### Recorded data
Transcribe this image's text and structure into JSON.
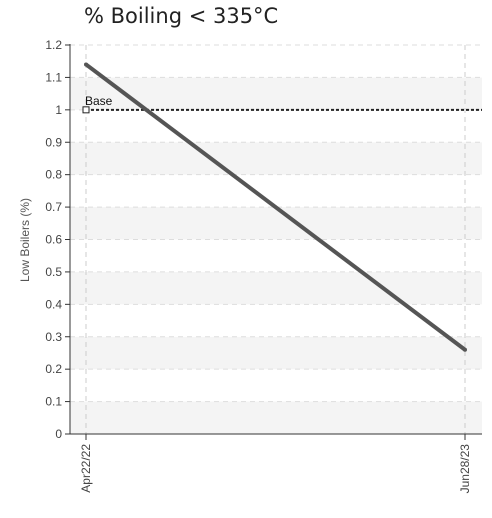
{
  "chart_data": {
    "type": "line",
    "title": "% Boiling < 335°C",
    "ylabel": "Low Boilers (%)",
    "xlabel": "",
    "ylim": [
      0,
      1.2
    ],
    "yticks": [
      "0",
      "0.1",
      "0.2",
      "0.3",
      "0.4",
      "0.5",
      "0.6",
      "0.7",
      "0.8",
      "0.9",
      "1",
      "1.1",
      "1.2"
    ],
    "x": [
      "Apr22/22",
      "Jun28/23"
    ],
    "series": [
      {
        "values": [
          1.14,
          0.26
        ],
        "color": "#555555"
      }
    ],
    "base_line": {
      "label": "Base",
      "value": 1.0,
      "color": "#222222"
    },
    "grid": true,
    "band_colors": [
      "#f4f4f4",
      "#ffffff"
    ]
  }
}
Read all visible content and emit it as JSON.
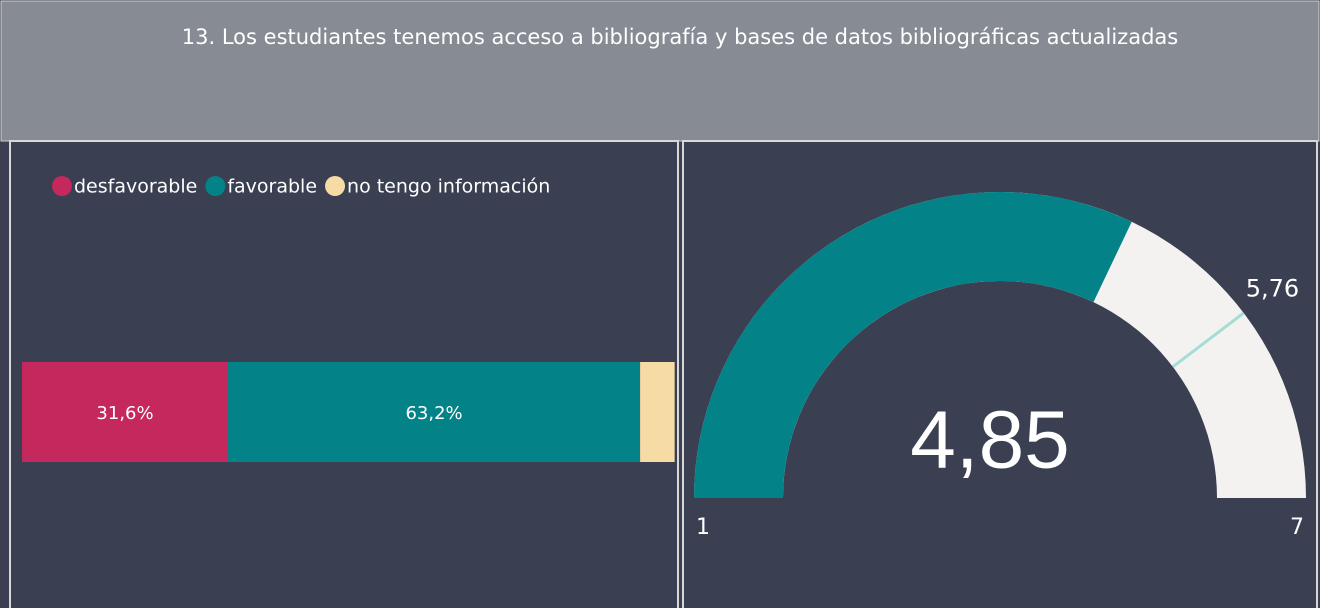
{
  "header": {
    "title": "13. Los estudiantes tenemos acceso a bibliografía y bases de datos bibliográficas actualizadas"
  },
  "chart_data": [
    {
      "type": "bar",
      "orientation": "horizontal",
      "stacked": true,
      "legend": "top-left",
      "categories": [
        null
      ],
      "xlim": [
        0,
        100
      ],
      "series": [
        {
          "name": "desfavorable",
          "color": "#c4285d",
          "values": [
            31.6
          ],
          "value_labels": [
            "31,6%"
          ]
        },
        {
          "name": "favorable",
          "color": "#038387",
          "values": [
            63.2
          ],
          "value_labels": [
            "63,2%"
          ]
        },
        {
          "name": "no tengo información",
          "color": "#f7dba4",
          "values": [
            5.3
          ]
        }
      ]
    },
    {
      "type": "gauge",
      "range": [
        1,
        7
      ],
      "value": 4.85,
      "value_label": "4,85",
      "target": 5.76,
      "target_label": "5,76",
      "color": "#038387",
      "track_color": "#f3f2f1",
      "target_color": "#a4ddd4"
    }
  ]
}
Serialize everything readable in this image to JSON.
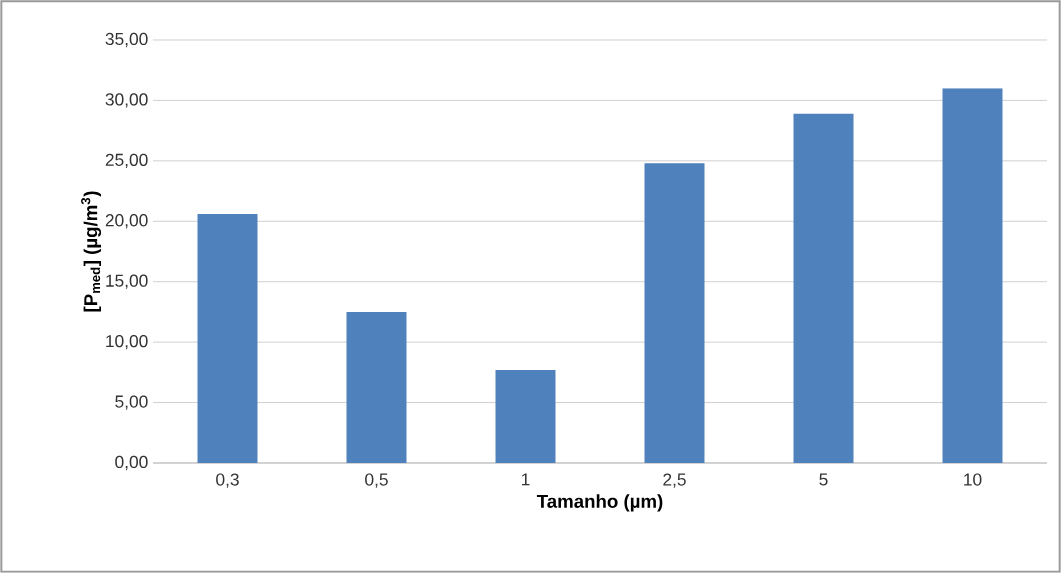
{
  "chart_data": {
    "type": "bar",
    "xlabel": "Tamanho (µm)",
    "ylabel": "[P$_{med}$] (µg/m$^{3}$)",
    "categories": [
      "0,3",
      "0,5",
      "1",
      "2,5",
      "5",
      "10"
    ],
    "values": [
      20.6,
      12.5,
      7.7,
      24.8,
      28.9,
      31.0
    ],
    "color": "#4f81bd",
    "ylim": [
      0,
      35
    ],
    "yticks": [
      {
        "value": 0,
        "label": "0,00"
      },
      {
        "value": 5,
        "label": "5,00"
      },
      {
        "value": 10,
        "label": "10,00"
      },
      {
        "value": 15,
        "label": "15,00"
      },
      {
        "value": 20,
        "label": "20,00"
      },
      {
        "value": 25,
        "label": "25,00"
      },
      {
        "value": 30,
        "label": "30,00"
      },
      {
        "value": 35,
        "label": "35,00"
      }
    ],
    "grid": "y"
  }
}
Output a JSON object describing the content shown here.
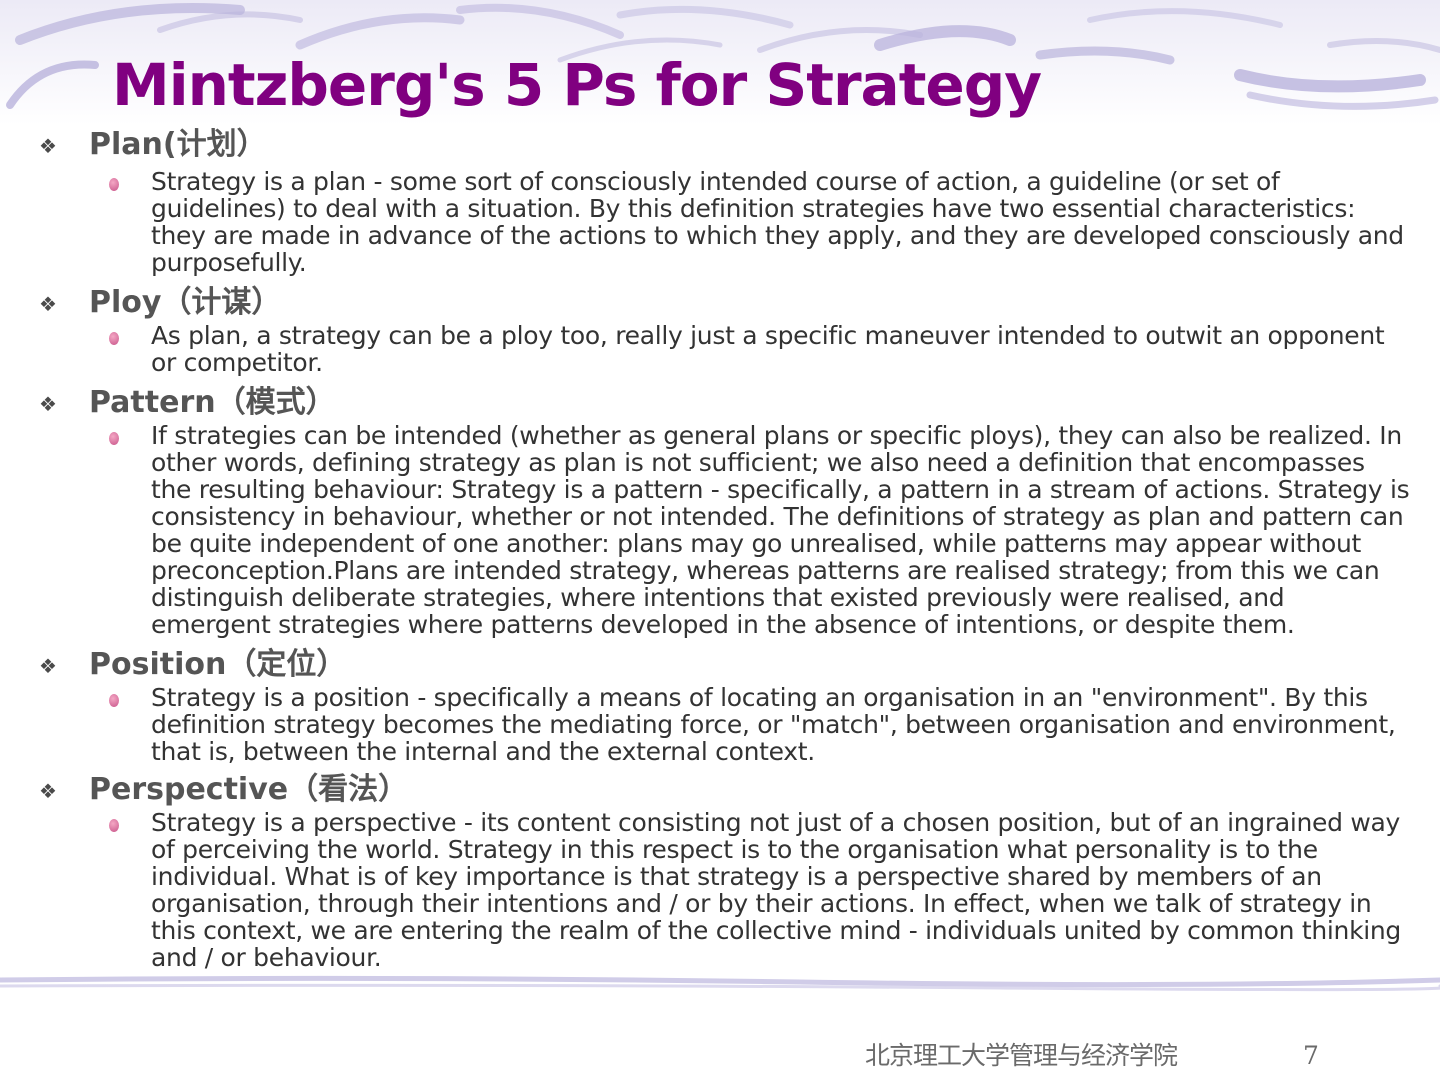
{
  "title": "Mintzberg's 5 Ps for Strategy",
  "colors": {
    "title": "#800080",
    "bullet": "#d06898",
    "decor": "#b9b3dc"
  },
  "icons": {
    "section_bullet": "diamond-cross-icon",
    "item_bullet": "pink-dot-icon"
  },
  "sections": [
    {
      "heading": "Plan(计划）",
      "text": "Strategy is a plan - some sort of consciously intended course of action, a guideline (or set of guidelines) to deal with a situation. By this definition strategies have two essential characteristics: they are made in advance of the actions to which they apply, and they are developed consciously and purposefully."
    },
    {
      "heading": "Ploy（计谋）",
      "text": "As plan, a strategy can be a ploy too, really just a specific maneuver intended to outwit an opponent or competitor."
    },
    {
      "heading": "Pattern（模式）",
      "text": "If strategies can be intended (whether as general plans or specific ploys), they can also be realized. In other words, defining strategy as plan is not sufficient; we also need a definition that encompasses the resulting behaviour: Strategy is a pattern - specifically, a pattern in a stream of actions. Strategy is consistency in behaviour, whether or not intended. The definitions of strategy as plan and pattern can be quite independent of one another: plans may go unrealised, while patterns may appear without preconception.Plans are intended strategy, whereas patterns are realised strategy; from this we can distinguish deliberate strategies, where intentions that existed previously were realised, and emergent strategies where patterns developed in the absence of intentions, or despite them."
    },
    {
      "heading": "Position（定位）",
      "text": "Strategy is a position - specifically a means of locating an organisation in an \"environment\". By this definition strategy becomes the mediating force, or \"match\", between organisation and environment, that is, between the internal and the external context."
    },
    {
      "heading": "Perspective（看法）",
      "text": "Strategy is a perspective - its content consisting not just of a chosen position, but of an ingrained way of perceiving the world. Strategy in this respect is to the organisation what personality is to the individual. What is of key importance is that strategy is a perspective shared by members of an organisation, through their intentions and / or by their actions. In effect, when we talk of strategy in this context, we are entering the realm of the collective mind - individuals united by common thinking and / or behaviour."
    }
  ],
  "footer": {
    "institution": "北京理工大学管理与经济学院",
    "page": "7"
  }
}
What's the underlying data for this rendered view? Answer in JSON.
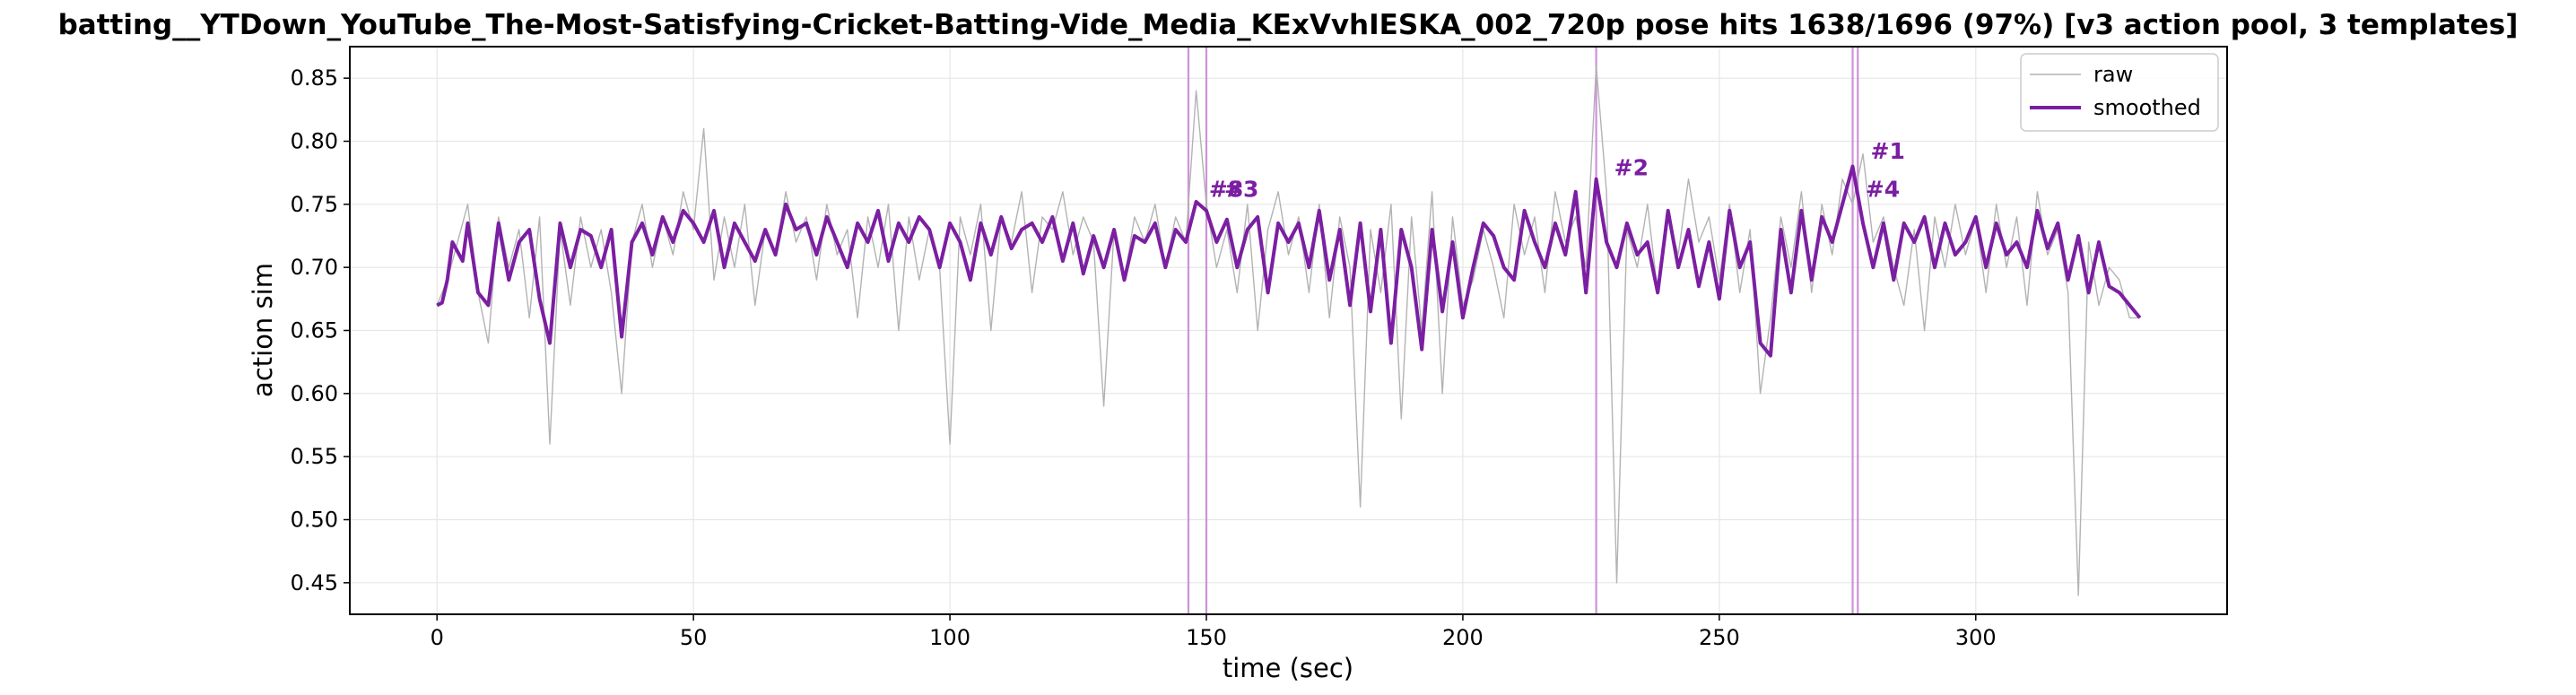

### Problem requirements
In the entries above, locate every line with the word "type" and copy it.

### Response to the exercise
    "type": "line",
      "type": "bar",
      "type": "gauge",
    "type": "bar",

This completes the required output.